JOB: Retype all of the data exactly as given.

SUPPLIED INFORMATION:
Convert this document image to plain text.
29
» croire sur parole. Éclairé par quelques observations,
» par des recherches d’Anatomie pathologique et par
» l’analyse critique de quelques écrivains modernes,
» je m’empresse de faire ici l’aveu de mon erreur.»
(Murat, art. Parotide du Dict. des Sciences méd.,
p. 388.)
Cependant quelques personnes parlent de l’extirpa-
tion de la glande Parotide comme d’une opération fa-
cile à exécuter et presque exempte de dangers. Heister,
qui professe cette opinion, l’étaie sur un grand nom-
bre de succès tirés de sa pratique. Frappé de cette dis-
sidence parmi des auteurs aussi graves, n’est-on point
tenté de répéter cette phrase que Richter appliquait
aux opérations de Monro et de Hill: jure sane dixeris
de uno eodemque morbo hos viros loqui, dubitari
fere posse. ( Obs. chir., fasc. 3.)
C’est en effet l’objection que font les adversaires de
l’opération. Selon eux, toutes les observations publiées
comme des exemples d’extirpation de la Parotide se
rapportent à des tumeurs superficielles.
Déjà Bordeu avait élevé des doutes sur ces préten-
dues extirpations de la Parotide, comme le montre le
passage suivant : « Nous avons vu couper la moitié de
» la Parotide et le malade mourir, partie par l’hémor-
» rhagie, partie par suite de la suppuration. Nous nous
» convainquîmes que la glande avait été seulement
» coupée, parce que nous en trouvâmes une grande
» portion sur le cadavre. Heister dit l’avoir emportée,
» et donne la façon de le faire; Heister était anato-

SOLUTION FOR THIS TASK:
Convert this document image to plain text.
29
» croire sur parole. Éclairé par quelques observations,
» par des recherches d’Anatomie pathologique et par
» l’analyse critique de quelques écrivains modernes,
» je m’empresse de faire ici l’aveu de mon erreur.»
(Murat, art. Parotide du Dict. des Sciences méd.,
p. 388.)
Cependant quelques personnes parlent de l’extirpa-
tion de la glande Parotide comme d’une opération fa-
cile à exécuter et presque exempte de dangers. Heister,
qui professe cette opinion, l’étaie sur un grand nom-
bre de succès tirés de sa pratique. Frappé de cette dis-
sidence parmi des auteurs aussi graves, n’est-on point
tenté de répéter cette phrase que Richter appliquait
aux opérations de Monro et de Hill: jure sane dixeris
de uno eodemque morbo hos viros loqui, dubitari
fere posse. ( Obs. chir., fasc. 3.)
C’est en effet l’objection que font les adversaires de
l’opération. Selon eux, toutes les observations publiées
comme des exemples d’extirpation de la Parotide se
rapportent à des tumeurs superficielles.
Déjà Bordeu avait élevé des doutes sur ces préten-
dues extirpations de la Parotide, comme le montre le
passage suivant : « Nous avons vu couper la moitié de
» la Parotide et le malade mourir, partie par l’hémor-
» rhagie, partie par suite de la suppuration. Nous nous
» convainquîmes que la glande avait été seulement
» coupée, parce que nous en trouvâmes une grande
» portion sur le cadavre. Heister dit l’avoir emportée,
» et donne la façon de le faire; Heister était anato-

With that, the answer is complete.